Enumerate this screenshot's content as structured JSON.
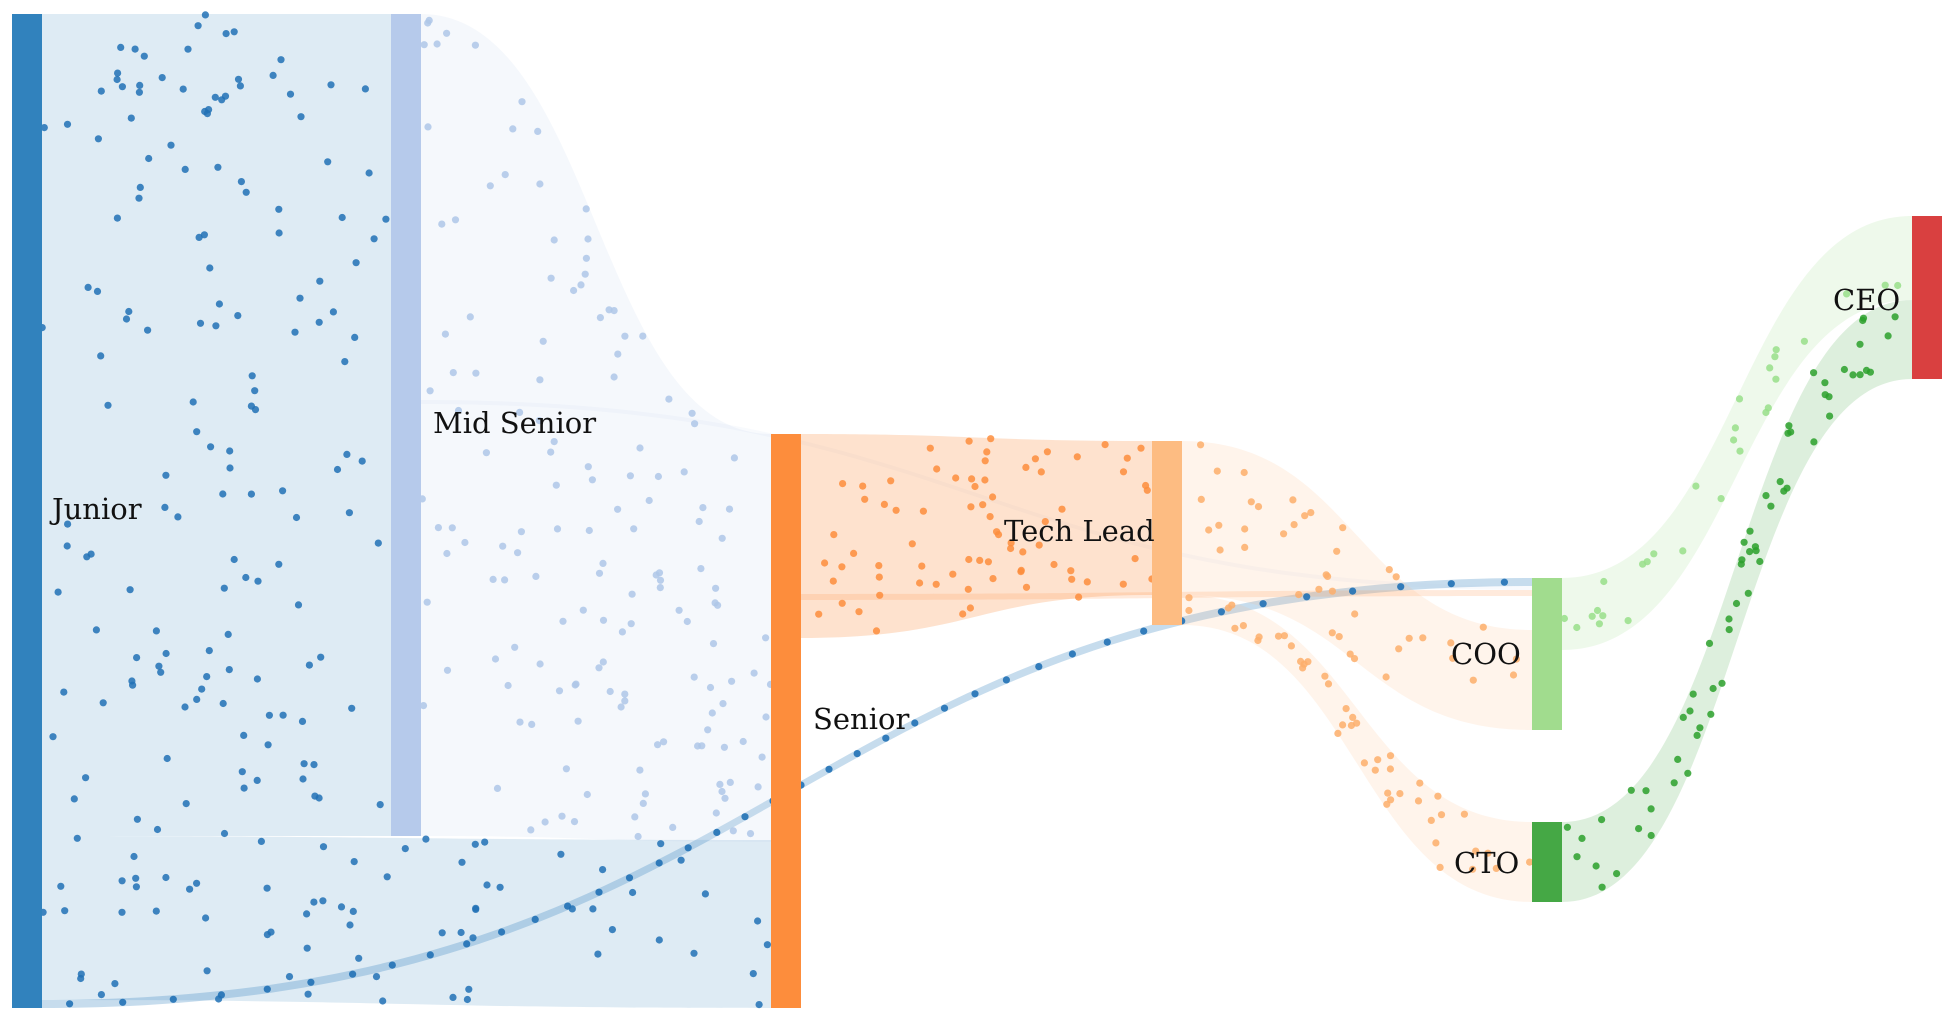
{
  "diagram": {
    "type": "sankey",
    "nodes": [
      {
        "id": "junior",
        "label": "Junior",
        "color": "#3182bd"
      },
      {
        "id": "mid_senior",
        "label": "Mid Senior",
        "color": "#b6caeb"
      },
      {
        "id": "senior",
        "label": "Senior",
        "color": "#fd8d3c"
      },
      {
        "id": "tech_lead",
        "label": "Tech Lead",
        "color": "#fdbc82"
      },
      {
        "id": "coo",
        "label": "COO",
        "color": "#a1dc8e"
      },
      {
        "id": "cto",
        "label": "CTO",
        "color": "#45a845"
      },
      {
        "id": "ceo",
        "label": "CEO",
        "color": "#d94040"
      }
    ],
    "links": [
      {
        "source": "junior",
        "target": "mid_senior",
        "color": "#3182bd",
        "dot_color": "#2171b5"
      },
      {
        "source": "junior",
        "target": "senior",
        "color": "#3182bd",
        "dot_color": "#2171b5"
      },
      {
        "source": "junior",
        "target": "coo",
        "color": "#3182bd",
        "dot_color": "#2171b5"
      },
      {
        "source": "mid_senior",
        "target": "senior",
        "color": "#b6caeb",
        "dot_color": "#aec7e8"
      },
      {
        "source": "mid_senior",
        "target": "coo",
        "color": "#b6caeb",
        "dot_color": "#aec7e8"
      },
      {
        "source": "senior",
        "target": "tech_lead",
        "color": "#fd8d3c",
        "dot_color": "#fd8d3c"
      },
      {
        "source": "senior",
        "target": "coo",
        "color": "#fd8d3c",
        "dot_color": "#fd8d3c"
      },
      {
        "source": "tech_lead",
        "target": "coo",
        "color": "#fdbc82",
        "dot_color": "#fdae6b"
      },
      {
        "source": "tech_lead",
        "target": "cto",
        "color": "#fdbc82",
        "dot_color": "#fdae6b"
      },
      {
        "source": "coo",
        "target": "ceo",
        "color": "#a1dc8e",
        "dot_color": "#98df8a"
      },
      {
        "source": "cto",
        "target": "ceo",
        "color": "#45a845",
        "dot_color": "#2ca02c"
      }
    ]
  }
}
+ + + +
**What to work on:** Transcribe the material exactly, leaving every picture out.

**Exercise response:**
Enumerate this screenshot's content as structured JSON.
{
  "diagram": {
    "type": "sankey",
    "nodes": [
      {
        "id": "junior",
        "label": "Junior",
        "color": "#3182bd"
      },
      {
        "id": "mid_senior",
        "label": "Mid Senior",
        "color": "#b6caeb"
      },
      {
        "id": "senior",
        "label": "Senior",
        "color": "#fd8d3c"
      },
      {
        "id": "tech_lead",
        "label": "Tech Lead",
        "color": "#fdbc82"
      },
      {
        "id": "coo",
        "label": "COO",
        "color": "#a1dc8e"
      },
      {
        "id": "cto",
        "label": "CTO",
        "color": "#45a845"
      },
      {
        "id": "ceo",
        "label": "CEO",
        "color": "#d94040"
      }
    ],
    "links": [
      {
        "source": "junior",
        "target": "mid_senior",
        "color": "#3182bd",
        "dot_color": "#2171b5"
      },
      {
        "source": "junior",
        "target": "senior",
        "color": "#3182bd",
        "dot_color": "#2171b5"
      },
      {
        "source": "junior",
        "target": "coo",
        "color": "#3182bd",
        "dot_color": "#2171b5"
      },
      {
        "source": "mid_senior",
        "target": "senior",
        "color": "#b6caeb",
        "dot_color": "#aec7e8"
      },
      {
        "source": "mid_senior",
        "target": "coo",
        "color": "#b6caeb",
        "dot_color": "#aec7e8"
      },
      {
        "source": "senior",
        "target": "tech_lead",
        "color": "#fd8d3c",
        "dot_color": "#fd8d3c"
      },
      {
        "source": "senior",
        "target": "coo",
        "color": "#fd8d3c",
        "dot_color": "#fd8d3c"
      },
      {
        "source": "tech_lead",
        "target": "coo",
        "color": "#fdbc82",
        "dot_color": "#fdae6b"
      },
      {
        "source": "tech_lead",
        "target": "cto",
        "color": "#fdbc82",
        "dot_color": "#fdae6b"
      },
      {
        "source": "coo",
        "target": "ceo",
        "color": "#a1dc8e",
        "dot_color": "#98df8a"
      },
      {
        "source": "cto",
        "target": "ceo",
        "color": "#45a845",
        "dot_color": "#2ca02c"
      }
    ]
  }
}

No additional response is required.